Short exercise: Extract every record, exactly as written, and ignore the pictures.
--- Start Exercise materials ---
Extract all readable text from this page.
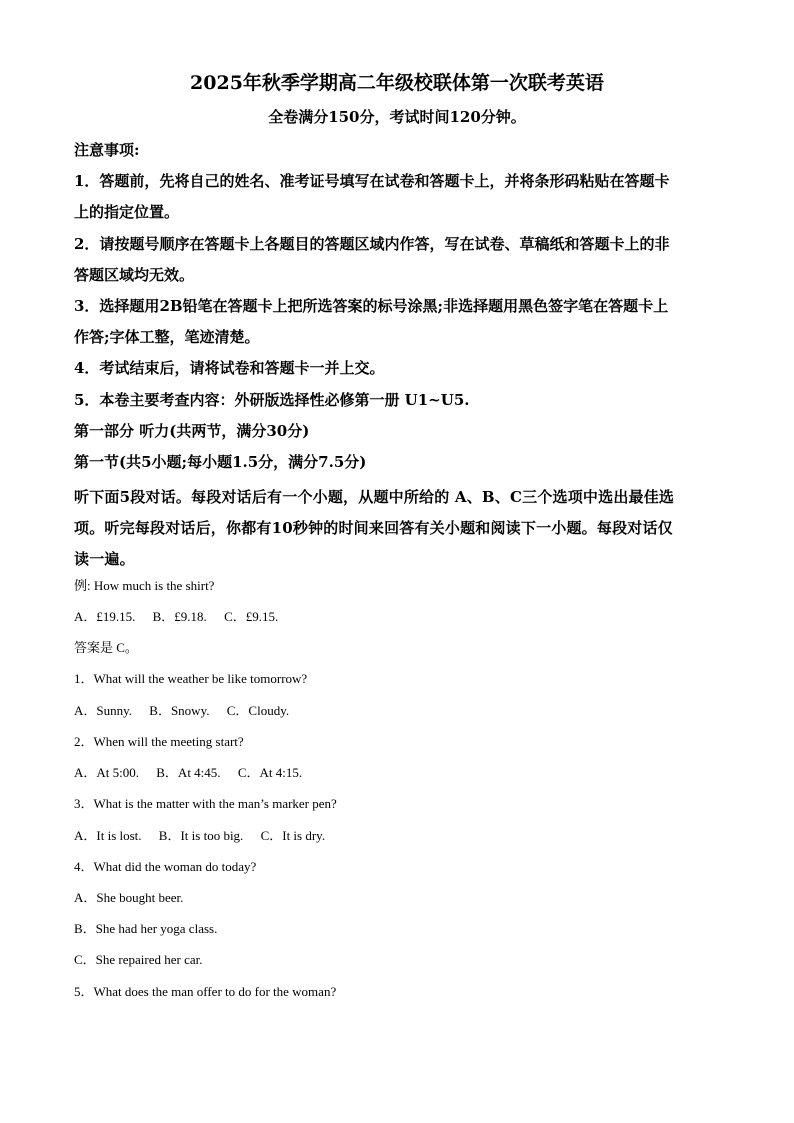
2025年秋季学期高二年级校联体第一次联考英语
全卷满分150分，考试时间120分钟。
注意事项:
1．答题前，先将自己的姓名、准考证号填写在试卷和答题卡上，并将条形码粘贴在答题卡
上的指定位置。
2．请按题号顺序在答题卡上各题目的答题区域内作答，写在试卷、草稿纸和答题卡上的非
答题区域均无效。
3．选择题用2B铅笔在答题卡上把所选答案的标号涂黑;非选择题用黑色签字笔在答题卡上
作答;字体工整，笔迹清楚。
4．考试结束后，请将试卷和答题卡一并上交。
5．本卷主要考查内容：外研版选择性必修第一册 U1~U5.
第一部分 听力(共两节，满分30分)
第一节(共5小题;每小题1.5分，满分7.5分)
听下面5段对话。每段对话后有一个小题，从题中所给的 A、B、C三个选项中选出最佳选
项。听完每段对话后，你都有10秒钟的时间来回答有关小题和阅读下一小题。每段对话仅
读一遍。
例: How much is the shirt?
A．£19.15. B．£9.18. C．£9.15.
答案是 C。
1．What will the weather be like tomorrow?
A．Sunny. B．Snowy. C．Cloudy.
2．When will the meeting start?
A．At 5:00. B．At 4:45. C．At 4:15.
3．What is the matter with the man’s marker pen?
A．It is lost. B．It is too big. C．It is dry.
4．What did the woman do today?
A．She bought beer.
B．She had her yoga class.
C．She repaired her car.
5．What does the man offer to do for the woman?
--- End Exercise materials ---
Solution for this task:
Extract all readable text from this page.
2025年秋季学期高二年级校联体第一次联考英语
全卷满分150分，考试时间120分钟。
注意事项:
1．答题前，先将自己的姓名、准考证号填写在试卷和答题卡上，并将条形码粘贴在答题卡
上的指定位置。
2．请按题号顺序在答题卡上各题目的答题区域内作答，写在试卷、草稿纸和答题卡上的非
答题区域均无效。
3．选择题用2B铅笔在答题卡上把所选答案的标号涂黑;非选择题用黑色签字笔在答题卡上
作答;字体工整，笔迹清楚。
4．考试结束后，请将试卷和答题卡一并上交。
5．本卷主要考查内容：外研版选择性必修第一册 U1~U5.
第一部分 听力(共两节，满分30分)
第一节(共5小题;每小题1.5分，满分7.5分)
听下面5段对话。每段对话后有一个小题，从题中所给的 A、B、C三个选项中选出最佳选
项。听完每段对话后，你都有10秒钟的时间来回答有关小题和阅读下一小题。每段对话仅
读一遍。
例: How much is the shirt?
A．£19.15. B．£9.18. C．£9.15.
答案是 C。
1．What will the weather be like tomorrow?
A．Sunny. B．Snowy. C．Cloudy.
2．When will the meeting start?
A．At 5:00. B．At 4:45. C．At 4:15.
3．What is the matter with the man’s marker pen?
A．It is lost. B．It is too big. C．It is dry.
4．What did the woman do today?
A．She bought beer.
B．She had her yoga class.
C．She repaired her car.
5．What does the man offer to do for the woman?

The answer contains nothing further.